* _Goal of the exercise_:
Print the listing below in its entirety, character for character.

* _Stored rows_:
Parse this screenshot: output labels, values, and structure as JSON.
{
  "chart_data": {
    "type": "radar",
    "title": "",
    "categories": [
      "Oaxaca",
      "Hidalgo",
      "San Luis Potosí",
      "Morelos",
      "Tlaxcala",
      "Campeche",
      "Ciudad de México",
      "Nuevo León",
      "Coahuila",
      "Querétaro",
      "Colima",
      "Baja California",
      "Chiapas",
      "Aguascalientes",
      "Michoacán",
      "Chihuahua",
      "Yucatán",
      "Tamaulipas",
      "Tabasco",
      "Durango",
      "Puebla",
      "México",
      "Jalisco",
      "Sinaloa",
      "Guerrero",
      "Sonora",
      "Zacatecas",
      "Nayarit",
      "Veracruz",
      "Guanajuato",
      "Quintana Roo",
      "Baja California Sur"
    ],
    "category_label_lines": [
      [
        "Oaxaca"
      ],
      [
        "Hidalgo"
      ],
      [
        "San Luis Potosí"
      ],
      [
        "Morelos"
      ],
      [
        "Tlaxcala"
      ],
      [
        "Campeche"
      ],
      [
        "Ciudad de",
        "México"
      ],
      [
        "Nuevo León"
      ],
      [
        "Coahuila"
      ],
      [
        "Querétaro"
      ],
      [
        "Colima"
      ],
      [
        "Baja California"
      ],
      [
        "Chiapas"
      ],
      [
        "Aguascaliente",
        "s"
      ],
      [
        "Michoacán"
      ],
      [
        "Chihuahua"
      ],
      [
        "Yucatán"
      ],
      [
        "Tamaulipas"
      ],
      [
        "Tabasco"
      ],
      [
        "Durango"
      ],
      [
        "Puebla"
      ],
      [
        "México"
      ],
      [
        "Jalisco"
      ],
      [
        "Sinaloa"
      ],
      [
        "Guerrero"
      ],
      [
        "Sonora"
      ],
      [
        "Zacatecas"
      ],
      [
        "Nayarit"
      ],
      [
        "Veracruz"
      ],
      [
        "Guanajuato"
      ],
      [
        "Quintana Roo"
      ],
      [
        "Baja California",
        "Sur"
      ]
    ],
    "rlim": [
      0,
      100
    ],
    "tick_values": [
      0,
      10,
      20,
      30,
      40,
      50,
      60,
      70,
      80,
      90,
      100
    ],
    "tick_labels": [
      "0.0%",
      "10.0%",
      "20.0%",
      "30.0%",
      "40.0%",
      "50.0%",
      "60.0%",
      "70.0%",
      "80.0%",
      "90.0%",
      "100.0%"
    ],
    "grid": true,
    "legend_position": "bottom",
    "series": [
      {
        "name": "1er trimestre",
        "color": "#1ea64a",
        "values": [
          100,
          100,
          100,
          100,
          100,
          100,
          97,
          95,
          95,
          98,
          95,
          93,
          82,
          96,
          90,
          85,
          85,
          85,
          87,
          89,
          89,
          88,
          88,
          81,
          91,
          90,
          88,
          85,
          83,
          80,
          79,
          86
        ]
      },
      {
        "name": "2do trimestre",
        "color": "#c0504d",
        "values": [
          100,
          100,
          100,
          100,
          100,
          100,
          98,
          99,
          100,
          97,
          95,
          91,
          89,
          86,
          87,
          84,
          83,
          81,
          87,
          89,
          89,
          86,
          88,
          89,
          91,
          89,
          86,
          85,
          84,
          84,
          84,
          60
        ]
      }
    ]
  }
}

* _Task response_:
Parse this screenshot: output labels, values, and structure as JSON.
{
  "chart_data": {
    "type": "radar",
    "title": "",
    "categories": [
      "Oaxaca",
      "Hidalgo",
      "San Luis Potosí",
      "Morelos",
      "Tlaxcala",
      "Campeche",
      "Ciudad de México",
      "Nuevo León",
      "Coahuila",
      "Querétaro",
      "Colima",
      "Baja California",
      "Chiapas",
      "Aguascalientes",
      "Michoacán",
      "Chihuahua",
      "Yucatán",
      "Tamaulipas",
      "Tabasco",
      "Durango",
      "Puebla",
      "México",
      "Jalisco",
      "Sinaloa",
      "Guerrero",
      "Sonora",
      "Zacatecas",
      "Nayarit",
      "Veracruz",
      "Guanajuato",
      "Quintana Roo",
      "Baja California Sur"
    ],
    "category_label_lines": [
      [
        "Oaxaca"
      ],
      [
        "Hidalgo"
      ],
      [
        "San Luis Potosí"
      ],
      [
        "Morelos"
      ],
      [
        "Tlaxcala"
      ],
      [
        "Campeche"
      ],
      [
        "Ciudad de",
        "México"
      ],
      [
        "Nuevo León"
      ],
      [
        "Coahuila"
      ],
      [
        "Querétaro"
      ],
      [
        "Colima"
      ],
      [
        "Baja California"
      ],
      [
        "Chiapas"
      ],
      [
        "Aguascaliente",
        "s"
      ],
      [
        "Michoacán"
      ],
      [
        "Chihuahua"
      ],
      [
        "Yucatán"
      ],
      [
        "Tamaulipas"
      ],
      [
        "Tabasco"
      ],
      [
        "Durango"
      ],
      [
        "Puebla"
      ],
      [
        "México"
      ],
      [
        "Jalisco"
      ],
      [
        "Sinaloa"
      ],
      [
        "Guerrero"
      ],
      [
        "Sonora"
      ],
      [
        "Zacatecas"
      ],
      [
        "Nayarit"
      ],
      [
        "Veracruz"
      ],
      [
        "Guanajuato"
      ],
      [
        "Quintana Roo"
      ],
      [
        "Baja California",
        "Sur"
      ]
    ],
    "rlim": [
      0,
      100
    ],
    "tick_values": [
      0,
      10,
      20,
      30,
      40,
      50,
      60,
      70,
      80,
      90,
      100
    ],
    "tick_labels": [
      "0.0%",
      "10.0%",
      "20.0%",
      "30.0%",
      "40.0%",
      "50.0%",
      "60.0%",
      "70.0%",
      "80.0%",
      "90.0%",
      "100.0%"
    ],
    "grid": true,
    "legend_position": "bottom",
    "series": [
      {
        "name": "1er trimestre",
        "color": "#1ea64a",
        "values": [
          100,
          100,
          100,
          100,
          100,
          100,
          97,
          95,
          95,
          98,
          95,
          93,
          82,
          96,
          90,
          85,
          85,
          85,
          87,
          89,
          89,
          88,
          88,
          81,
          91,
          90,
          88,
          85,
          83,
          80,
          79,
          86
        ]
      },
      {
        "name": "2do trimestre",
        "color": "#c0504d",
        "values": [
          100,
          100,
          100,
          100,
          100,
          100,
          98,
          99,
          100,
          97,
          95,
          91,
          89,
          86,
          87,
          84,
          83,
          81,
          87,
          89,
          89,
          86,
          88,
          89,
          91,
          89,
          86,
          85,
          84,
          84,
          84,
          60
        ]
      }
    ]
  }
}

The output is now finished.